Reproduce the entries below verbatim, from the first line through the line containing "text: 80% rel — [1444, 231, 1620, 287]".

[Element and region data]
◇ ◇ ◇ ◇ ◇
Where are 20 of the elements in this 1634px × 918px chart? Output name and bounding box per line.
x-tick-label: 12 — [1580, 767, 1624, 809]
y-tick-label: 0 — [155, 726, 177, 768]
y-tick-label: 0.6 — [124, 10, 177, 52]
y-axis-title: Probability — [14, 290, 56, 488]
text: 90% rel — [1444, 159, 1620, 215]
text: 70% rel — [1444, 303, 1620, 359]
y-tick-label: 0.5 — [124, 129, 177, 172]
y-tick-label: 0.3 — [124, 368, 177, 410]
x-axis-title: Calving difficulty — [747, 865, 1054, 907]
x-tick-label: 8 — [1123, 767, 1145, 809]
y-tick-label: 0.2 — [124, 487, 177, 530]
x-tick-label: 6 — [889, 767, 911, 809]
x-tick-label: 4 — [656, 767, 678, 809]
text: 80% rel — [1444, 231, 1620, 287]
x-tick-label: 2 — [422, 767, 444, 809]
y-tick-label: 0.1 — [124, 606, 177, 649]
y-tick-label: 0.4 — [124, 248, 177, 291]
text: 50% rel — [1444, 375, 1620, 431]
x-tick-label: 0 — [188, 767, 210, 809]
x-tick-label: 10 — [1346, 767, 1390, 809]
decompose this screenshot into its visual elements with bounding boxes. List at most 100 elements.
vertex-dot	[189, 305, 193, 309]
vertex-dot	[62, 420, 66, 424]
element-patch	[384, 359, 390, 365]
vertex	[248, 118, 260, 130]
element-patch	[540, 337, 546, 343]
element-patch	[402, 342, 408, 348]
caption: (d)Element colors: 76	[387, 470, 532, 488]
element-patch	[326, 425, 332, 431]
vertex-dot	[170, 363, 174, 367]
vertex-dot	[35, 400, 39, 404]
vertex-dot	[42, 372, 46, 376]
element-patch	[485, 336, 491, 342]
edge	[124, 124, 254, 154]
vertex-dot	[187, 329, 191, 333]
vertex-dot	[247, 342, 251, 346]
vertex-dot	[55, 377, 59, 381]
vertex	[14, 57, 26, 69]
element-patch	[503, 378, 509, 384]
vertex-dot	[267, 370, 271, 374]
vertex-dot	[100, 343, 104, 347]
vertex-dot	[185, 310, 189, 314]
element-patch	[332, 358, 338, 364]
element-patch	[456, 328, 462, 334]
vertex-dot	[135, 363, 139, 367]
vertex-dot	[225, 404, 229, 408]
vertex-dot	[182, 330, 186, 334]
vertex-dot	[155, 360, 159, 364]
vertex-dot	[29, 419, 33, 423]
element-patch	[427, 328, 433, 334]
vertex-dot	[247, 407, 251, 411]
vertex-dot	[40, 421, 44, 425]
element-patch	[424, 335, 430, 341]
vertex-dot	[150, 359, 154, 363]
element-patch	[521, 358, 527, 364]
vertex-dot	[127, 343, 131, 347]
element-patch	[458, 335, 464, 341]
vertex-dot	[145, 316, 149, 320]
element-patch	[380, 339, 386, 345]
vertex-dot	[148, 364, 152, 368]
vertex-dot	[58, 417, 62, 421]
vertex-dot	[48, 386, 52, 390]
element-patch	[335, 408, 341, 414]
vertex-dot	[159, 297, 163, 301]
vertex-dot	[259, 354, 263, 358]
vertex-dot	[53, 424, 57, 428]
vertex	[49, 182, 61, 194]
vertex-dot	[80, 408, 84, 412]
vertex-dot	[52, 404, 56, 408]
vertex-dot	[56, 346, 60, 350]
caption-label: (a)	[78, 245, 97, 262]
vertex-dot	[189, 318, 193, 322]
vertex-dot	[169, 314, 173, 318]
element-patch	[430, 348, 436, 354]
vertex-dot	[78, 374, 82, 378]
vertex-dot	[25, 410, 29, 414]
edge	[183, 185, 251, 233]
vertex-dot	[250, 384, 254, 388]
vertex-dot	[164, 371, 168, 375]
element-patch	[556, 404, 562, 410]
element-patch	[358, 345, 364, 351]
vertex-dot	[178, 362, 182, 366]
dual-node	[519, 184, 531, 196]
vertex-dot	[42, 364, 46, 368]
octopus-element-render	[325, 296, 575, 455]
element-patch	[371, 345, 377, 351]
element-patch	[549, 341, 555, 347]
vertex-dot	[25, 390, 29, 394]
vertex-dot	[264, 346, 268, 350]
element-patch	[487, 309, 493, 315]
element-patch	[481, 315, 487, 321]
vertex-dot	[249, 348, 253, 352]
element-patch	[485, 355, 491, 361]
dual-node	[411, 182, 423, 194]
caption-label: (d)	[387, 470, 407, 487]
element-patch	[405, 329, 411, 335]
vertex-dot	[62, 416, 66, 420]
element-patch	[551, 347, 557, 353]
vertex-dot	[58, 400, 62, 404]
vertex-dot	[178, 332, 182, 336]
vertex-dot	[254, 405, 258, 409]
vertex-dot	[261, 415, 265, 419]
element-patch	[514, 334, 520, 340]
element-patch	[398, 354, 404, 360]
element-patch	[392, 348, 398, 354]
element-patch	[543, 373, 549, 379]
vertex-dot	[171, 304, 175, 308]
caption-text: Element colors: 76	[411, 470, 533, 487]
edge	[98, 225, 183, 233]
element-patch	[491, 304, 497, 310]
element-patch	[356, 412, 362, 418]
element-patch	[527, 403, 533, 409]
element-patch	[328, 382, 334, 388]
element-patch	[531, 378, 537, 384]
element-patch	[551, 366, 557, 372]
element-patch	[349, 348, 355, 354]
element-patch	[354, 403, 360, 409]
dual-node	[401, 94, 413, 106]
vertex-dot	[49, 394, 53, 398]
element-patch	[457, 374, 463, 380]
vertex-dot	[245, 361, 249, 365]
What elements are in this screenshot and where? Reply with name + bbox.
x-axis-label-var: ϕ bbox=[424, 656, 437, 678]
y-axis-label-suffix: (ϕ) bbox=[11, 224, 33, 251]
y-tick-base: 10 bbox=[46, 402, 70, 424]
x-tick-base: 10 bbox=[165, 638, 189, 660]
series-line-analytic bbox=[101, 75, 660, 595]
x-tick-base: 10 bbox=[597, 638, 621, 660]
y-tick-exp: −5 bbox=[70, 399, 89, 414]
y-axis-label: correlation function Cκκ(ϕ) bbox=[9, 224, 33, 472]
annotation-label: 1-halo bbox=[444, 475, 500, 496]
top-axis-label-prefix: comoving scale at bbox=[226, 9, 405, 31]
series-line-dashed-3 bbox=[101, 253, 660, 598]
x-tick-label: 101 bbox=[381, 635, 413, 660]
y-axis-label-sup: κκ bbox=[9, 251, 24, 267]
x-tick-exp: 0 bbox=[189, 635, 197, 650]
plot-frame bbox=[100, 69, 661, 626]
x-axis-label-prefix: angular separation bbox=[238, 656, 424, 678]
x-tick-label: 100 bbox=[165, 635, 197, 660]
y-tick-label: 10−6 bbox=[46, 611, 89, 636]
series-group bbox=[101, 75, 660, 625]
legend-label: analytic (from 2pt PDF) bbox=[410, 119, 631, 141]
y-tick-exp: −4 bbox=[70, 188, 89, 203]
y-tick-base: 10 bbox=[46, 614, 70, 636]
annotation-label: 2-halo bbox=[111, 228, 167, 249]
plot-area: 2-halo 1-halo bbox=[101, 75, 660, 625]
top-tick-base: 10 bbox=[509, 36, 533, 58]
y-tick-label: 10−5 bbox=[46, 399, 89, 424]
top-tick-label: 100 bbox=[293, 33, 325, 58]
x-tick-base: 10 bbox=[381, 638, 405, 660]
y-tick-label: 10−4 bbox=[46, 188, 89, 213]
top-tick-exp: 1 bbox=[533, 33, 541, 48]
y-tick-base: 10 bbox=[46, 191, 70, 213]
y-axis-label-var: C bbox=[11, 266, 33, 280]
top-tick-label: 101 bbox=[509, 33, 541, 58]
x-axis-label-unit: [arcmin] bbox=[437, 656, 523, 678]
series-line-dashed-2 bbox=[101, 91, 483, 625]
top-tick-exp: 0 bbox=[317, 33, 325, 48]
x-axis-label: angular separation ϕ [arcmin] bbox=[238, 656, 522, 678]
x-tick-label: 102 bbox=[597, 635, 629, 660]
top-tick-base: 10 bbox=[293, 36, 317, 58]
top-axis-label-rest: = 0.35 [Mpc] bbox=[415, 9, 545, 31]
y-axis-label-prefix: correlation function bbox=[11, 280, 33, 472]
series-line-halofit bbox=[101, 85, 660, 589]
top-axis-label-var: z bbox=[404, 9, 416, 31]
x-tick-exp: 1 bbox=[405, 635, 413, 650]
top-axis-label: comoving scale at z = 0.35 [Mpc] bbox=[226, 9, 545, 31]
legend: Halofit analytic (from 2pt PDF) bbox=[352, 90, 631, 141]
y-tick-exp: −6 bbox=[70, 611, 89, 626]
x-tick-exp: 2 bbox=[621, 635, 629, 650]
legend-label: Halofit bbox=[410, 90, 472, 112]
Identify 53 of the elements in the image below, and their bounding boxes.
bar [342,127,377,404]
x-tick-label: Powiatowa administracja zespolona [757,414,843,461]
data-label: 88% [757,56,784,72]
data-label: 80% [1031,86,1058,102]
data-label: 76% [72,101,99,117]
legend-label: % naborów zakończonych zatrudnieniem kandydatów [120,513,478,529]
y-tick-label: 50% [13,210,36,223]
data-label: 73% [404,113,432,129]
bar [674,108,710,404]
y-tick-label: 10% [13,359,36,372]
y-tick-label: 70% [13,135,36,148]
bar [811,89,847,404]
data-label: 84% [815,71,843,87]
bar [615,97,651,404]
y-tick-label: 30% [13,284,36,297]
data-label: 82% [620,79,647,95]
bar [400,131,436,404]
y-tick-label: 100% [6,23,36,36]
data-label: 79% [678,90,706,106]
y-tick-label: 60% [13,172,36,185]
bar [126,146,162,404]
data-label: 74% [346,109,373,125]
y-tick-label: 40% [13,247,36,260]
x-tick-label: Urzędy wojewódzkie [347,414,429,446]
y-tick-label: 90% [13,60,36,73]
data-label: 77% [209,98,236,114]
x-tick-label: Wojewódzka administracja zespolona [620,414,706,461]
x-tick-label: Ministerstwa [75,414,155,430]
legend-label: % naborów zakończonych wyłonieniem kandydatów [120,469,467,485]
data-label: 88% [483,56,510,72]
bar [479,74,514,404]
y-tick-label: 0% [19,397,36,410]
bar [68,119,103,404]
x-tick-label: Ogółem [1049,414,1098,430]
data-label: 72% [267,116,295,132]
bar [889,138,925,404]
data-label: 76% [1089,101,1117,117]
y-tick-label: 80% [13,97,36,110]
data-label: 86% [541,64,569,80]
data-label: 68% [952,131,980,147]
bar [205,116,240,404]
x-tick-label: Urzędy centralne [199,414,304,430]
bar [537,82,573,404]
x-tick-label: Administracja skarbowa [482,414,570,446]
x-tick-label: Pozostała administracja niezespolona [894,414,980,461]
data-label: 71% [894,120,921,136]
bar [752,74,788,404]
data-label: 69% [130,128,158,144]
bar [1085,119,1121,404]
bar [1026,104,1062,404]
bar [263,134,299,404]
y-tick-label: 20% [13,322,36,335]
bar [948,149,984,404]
◇ ◇ ◇ ◇ ◇
#### [WORKED ANSWER]
Where are 20 of the elements in this 1634px × 918px chart? Output name and bounding box per line.
x-tick-label: 12 — [1580, 767, 1624, 809]
y-tick-label: 0 — [155, 726, 177, 768]
y-tick-label: 0.6 — [124, 10, 177, 52]
y-axis-title: Probability — [14, 290, 56, 488]
text: 90% rel — [1444, 159, 1620, 215]
text: 70% rel — [1444, 303, 1620, 359]
y-tick-label: 0.5 — [124, 129, 177, 172]
y-tick-label: 0.3 — [124, 368, 177, 410]
x-axis-title: Calving difficulty — [747, 865, 1054, 907]
x-tick-label: 8 — [1123, 767, 1145, 809]
y-tick-label: 0.2 — [124, 487, 177, 530]
x-tick-label: 6 — [889, 767, 911, 809]
x-tick-label: 4 — [656, 767, 678, 809]
text: 80% rel — [1444, 231, 1620, 287]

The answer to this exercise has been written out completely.